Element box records
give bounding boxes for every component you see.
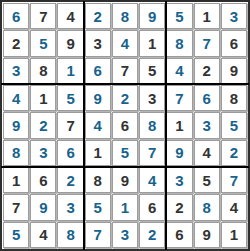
cell-r9c7[interactable]: 6: [166, 222, 192, 248]
cell-r9c1[interactable]: 5: [3, 222, 29, 248]
cell-r2c6[interactable]: 1: [139, 30, 165, 56]
cell-r5c7[interactable]: 1: [166, 112, 192, 138]
cell-r7c2[interactable]: 6: [30, 167, 56, 193]
cell-r4c2[interactable]: 1: [30, 85, 56, 111]
cell-r5c2[interactable]: 2: [30, 112, 56, 138]
cell-r9c9[interactable]: 1: [221, 222, 247, 248]
cell-r5c8[interactable]: 3: [194, 112, 220, 138]
cell-r5c6[interactable]: 8: [139, 112, 165, 138]
cell-r7c5[interactable]: 9: [112, 167, 138, 193]
cell-r3c3[interactable]: 1: [57, 58, 83, 84]
cell-r4c5[interactable]: 2: [112, 85, 138, 111]
sudoku-board: 6742895132593418763816754294159237689274…: [0, 0, 250, 251]
cell-r8c6[interactable]: 6: [139, 194, 165, 220]
cell-r8c4[interactable]: 5: [85, 194, 111, 220]
cell-r5c1[interactable]: 9: [3, 112, 29, 138]
cell-r1c6[interactable]: 9: [139, 3, 165, 29]
sudoku-grid: 6742895132593418763816754294159237689274…: [2, 2, 248, 249]
cell-r9c3[interactable]: 8: [57, 222, 83, 248]
cell-r1c9[interactable]: 3: [221, 3, 247, 29]
cell-r6c9[interactable]: 2: [221, 140, 247, 166]
cell-r8c1[interactable]: 7: [3, 194, 29, 220]
cell-r8c5[interactable]: 1: [112, 194, 138, 220]
cell-r9c8[interactable]: 9: [194, 222, 220, 248]
cell-r1c1[interactable]: 6: [3, 3, 29, 29]
cell-r6c5[interactable]: 5: [112, 140, 138, 166]
cell-r7c1[interactable]: 1: [3, 167, 29, 193]
cell-r4c1[interactable]: 4: [3, 85, 29, 111]
cell-r3c2[interactable]: 8: [30, 58, 56, 84]
cell-r3c4[interactable]: 6: [85, 58, 111, 84]
cell-r6c3[interactable]: 6: [57, 140, 83, 166]
cell-r7c3[interactable]: 2: [57, 167, 83, 193]
cell-r4c6[interactable]: 3: [139, 85, 165, 111]
cell-r9c5[interactable]: 3: [112, 222, 138, 248]
cell-r4c9[interactable]: 8: [221, 85, 247, 111]
cell-r8c7[interactable]: 2: [166, 194, 192, 220]
cell-r2c8[interactable]: 7: [194, 30, 220, 56]
cell-r8c2[interactable]: 9: [30, 194, 56, 220]
cell-r4c3[interactable]: 5: [57, 85, 83, 111]
cell-r9c6[interactable]: 2: [139, 222, 165, 248]
cell-r1c7[interactable]: 5: [166, 3, 192, 29]
cell-r4c7[interactable]: 7: [166, 85, 192, 111]
cell-r4c4[interactable]: 9: [85, 85, 111, 111]
cell-r1c2[interactable]: 7: [30, 3, 56, 29]
cell-r1c8[interactable]: 1: [194, 3, 220, 29]
cell-r1c3[interactable]: 4: [57, 3, 83, 29]
cell-r6c6[interactable]: 7: [139, 140, 165, 166]
cell-r4c8[interactable]: 6: [194, 85, 220, 111]
cell-r6c1[interactable]: 8: [3, 140, 29, 166]
cell-r6c4[interactable]: 1: [85, 140, 111, 166]
cell-r3c6[interactable]: 5: [139, 58, 165, 84]
cell-r5c4[interactable]: 4: [85, 112, 111, 138]
cell-r7c8[interactable]: 5: [194, 167, 220, 193]
cell-r2c3[interactable]: 9: [57, 30, 83, 56]
cell-r7c6[interactable]: 4: [139, 167, 165, 193]
cell-r2c2[interactable]: 5: [30, 30, 56, 56]
cell-r1c4[interactable]: 2: [85, 3, 111, 29]
cell-r2c5[interactable]: 4: [112, 30, 138, 56]
cell-r7c4[interactable]: 8: [85, 167, 111, 193]
cell-r6c7[interactable]: 9: [166, 140, 192, 166]
cell-r1c5[interactable]: 8: [112, 3, 138, 29]
cell-r2c9[interactable]: 6: [221, 30, 247, 56]
cell-r9c4[interactable]: 7: [85, 222, 111, 248]
cell-r3c8[interactable]: 2: [194, 58, 220, 84]
cell-r3c5[interactable]: 7: [112, 58, 138, 84]
cell-r3c9[interactable]: 9: [221, 58, 247, 84]
cell-r7c9[interactable]: 7: [221, 167, 247, 193]
cell-r5c9[interactable]: 5: [221, 112, 247, 138]
cell-r3c7[interactable]: 4: [166, 58, 192, 84]
cell-r3c1[interactable]: 3: [3, 58, 29, 84]
cell-r6c2[interactable]: 3: [30, 140, 56, 166]
cell-r2c4[interactable]: 3: [85, 30, 111, 56]
cell-r8c3[interactable]: 3: [57, 194, 83, 220]
cell-r5c3[interactable]: 7: [57, 112, 83, 138]
cell-r8c8[interactable]: 8: [194, 194, 220, 220]
cell-r2c1[interactable]: 2: [3, 30, 29, 56]
cell-r7c7[interactable]: 3: [166, 167, 192, 193]
cell-r9c2[interactable]: 4: [30, 222, 56, 248]
cell-r6c8[interactable]: 4: [194, 140, 220, 166]
cell-r5c5[interactable]: 6: [112, 112, 138, 138]
cell-r2c7[interactable]: 8: [166, 30, 192, 56]
cell-r8c9[interactable]: 4: [221, 194, 247, 220]
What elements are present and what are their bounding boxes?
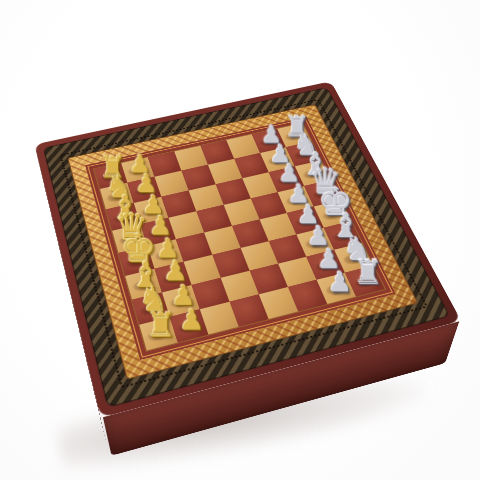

EXERCISE GOAL: Recast the material above as a JSON list of strings with one string for each line. Leave out blank lines and the pictures.

FULL ANSWER:
[
  "give bounding boxes for every component you see.",
  "cell-r9c7[interactable]: 6: [166, 222, 192, 248]",
  "cell-r9c1[interactable]: 5: [3, 222, 29, 248]",
  "cell-r2c6[interactable]: 1: [139, 30, 165, 56]",
  "cell-r5c7[interactable]: 1: [166, 112, 192, 138]",
  "cell-r7c2[interactable]: 6: [30, 167, 56, 193]",
  "cell-r4c2[interactable]: 1: [30, 85, 56, 111]",
  "cell-r5c2[interactable]: 2: [30, 112, 56, 138]",
  "cell-r9c9[interactable]: 1: [221, 222, 247, 248]",
  "cell-r5c8[interactable]: 3: [194, 112, 220, 138]",
  "cell-r5c6[interactable]: 8: [139, 112, 165, 138]",
  "cell-r7c5[interactable]: 9: [112, 167, 138, 193]",
  "cell-r3c3[interactable]: 1: [57, 58, 83, 84]",
  "cell-r4c5[interactable]: 2: [112, 85, 138, 111]",
  "sudoku-board: 6742895132593418763816754294159237689274…: [0, 0, 250, 251]",
  "cell-r8c6[interactable]: 6: [139, 194, 165, 220]",
  "cell-r8c4[interactable]: 5: [85, 194, 111, 220]",
  "cell-r5c1[interactable]: 9: [3, 112, 29, 138]",
  "cell-r1c6[interactable]: 9: [139, 3, 165, 29]",
  "sudoku-grid: 6742895132593418763816754294159237689274…: [2, 2, 248, 249]",
  "cell-r9c3[interactable]: 8: [57, 222, 83, 248]",
  "cell-r1c9[interactable]: 3: [221, 3, 247, 29]",
  "cell-r6c9[interactable]: 2: [221, 140, 247, 166]",
  "cell-r8c1[interactable]: 7: [3, 194, 29, 220]",
  "cell-r8c5[interactable]: 1: [112, 194, 138, 220]",
  "cell-r9c8[interactable]: 9: [194, 222, 220, 248]",
  "cell-r1c1[interactable]: 6: [3, 3, 29, 29]",
  "cell-r6c5[interactable]: 5: [112, 140, 138, 166]",
  "cell-r7c1[interactable]: 1: [3, 167, 29, 193]",
  "cell-r4c1[interactable]: 4: [3, 85, 29, 111]",
  "cell-r3c2[interactable]: 8: [30, 58, 56, 84]",
  "cell-r3c4[interactable]: 6: [85, 58, 111, 84]",
  "cell-r6c3[interactable]: 6: [57, 140, 83, 166]",
  "cell-r7c3[interactable]: 2: [57, 167, 83, 193]",
  "cell-r4c6[interactable]: 3: [139, 85, 165, 111]",
  "cell-r9c5[interactable]: 3: [112, 222, 138, 248]",
  "cell-r4c9[interactable]: 8: [221, 85, 247, 111]",
  "cell-r8c7[interactable]: 2: [166, 194, 192, 220]",
  "cell-r2c8[interactable]: 7: [194, 30, 220, 56]",
  "cell-r8c2[interactable]: 9: [30, 194, 56, 220]",
  "cell-r4c3[interactable]: 5: [57, 85, 83, 111]",
  "cell-r9c6[interactable]: 2: [139, 222, 165, 248]",
  "cell-r1c7[interactable]: 5: [166, 3, 192, 29]",
  "cell-r4c7[interactable]: 7: [166, 85, 192, 111]",
  "cell-r4c4[interactable]: 9: [85, 85, 111, 111]",
  "cell-r1c2[interactable]: 7: [30, 3, 56, 29]",
  "cell-r1c8[interactable]: 1: [194, 3, 220, 29]",
  "cell-r1c3[interactable]: 4: [57, 3, 83, 29]",
  "cell-r6c6[interactable]: 7: [139, 140, 165, 166]",
  "cell-r4c8[interactable]: 6: [194, 85, 220, 111]",
  "cell-r6c1[interactable]: 8: [3, 140, 29, 166]",
  "cell-r6c4[interactable]: 1: [85, 140, 111, 166]",
  "cell-r3c6[interactable]: 5: [139, 58, 165, 84]",
  "cell-r5c4[interactable]: 4: [85, 112, 111, 138]",
  "cell-r7c8[interactable]: 5: [194, 167, 220, 193]",
  "cell-r2c3[interactable]: 9: [57, 30, 83, 56]",
  "cell-r7c6[interactable]: 4: [139, 167, 165, 193]",
  "cell-r2c2[interactable]: 5: [30, 30, 56, 56]",
  "cell-r1c4[interactable]: 2: [85, 3, 111, 29]",
  "cell-r2c5[interactable]: 4: [112, 30, 138, 56]",
  "cell-r7c4[interactable]: 8: [85, 167, 111, 193]",
  "cell-r6c7[interactable]: 9: [166, 140, 192, 166]",
  "cell-r1c5[interactable]: 8: [112, 3, 138, 29]",
  "cell-r2c9[interactable]: 6: [221, 30, 247, 56]",
  "cell-r9c4[interactable]: 7: [85, 222, 111, 248]",
  "cell-r3c8[interactable]: 2: [194, 58, 220, 84]",
  "cell-r3c5[interactable]: 7: [112, 58, 138, 84]",
  "cell-r3c9[interactable]: 9: [221, 58, 247, 84]",
  "cell-r7c9[interactable]: 7: [221, 167, 247, 193]",
  "cell-r5c9[interactable]: 5: [221, 112, 247, 138]",
  "cell-r3c7[interactable]: 4: [166, 58, 192, 84]",
  "cell-r3c1[interactable]: 3: [3, 58, 29, 84]",
  "cell-r6c2[interactable]: 3: [30, 140, 56, 166]",
  "cell-r2c4[interactable]: 3: [85, 30, 111, 56]",
  "cell-r8c3[interactable]: 3: [57, 194, 83, 220]",
  "cell-r5c3[interactable]: 7: [57, 112, 83, 138]",
  "cell-r8c8[interactable]: 8: [194, 194, 220, 220]",
  "cell-r2c1[interactable]: 2: [3, 30, 29, 56]",
  "cell-r7c7[interactable]: 3: [166, 167, 192, 193]",
  "cell-r9c2[interactable]: 4: [30, 222, 56, 248]",
  "cell-r6c8[interactable]: 4: [194, 140, 220, 166]",
  "cell-r5c5[interactable]: 6: [112, 112, 138, 138]",
  "cell-r2c7[interactable]: 8: [166, 30, 192, 56]",
  "cell-r8c9[interactable]: 4: [221, 194, 247, 220]",
  "What elements are present and what are their bounding boxes?"
]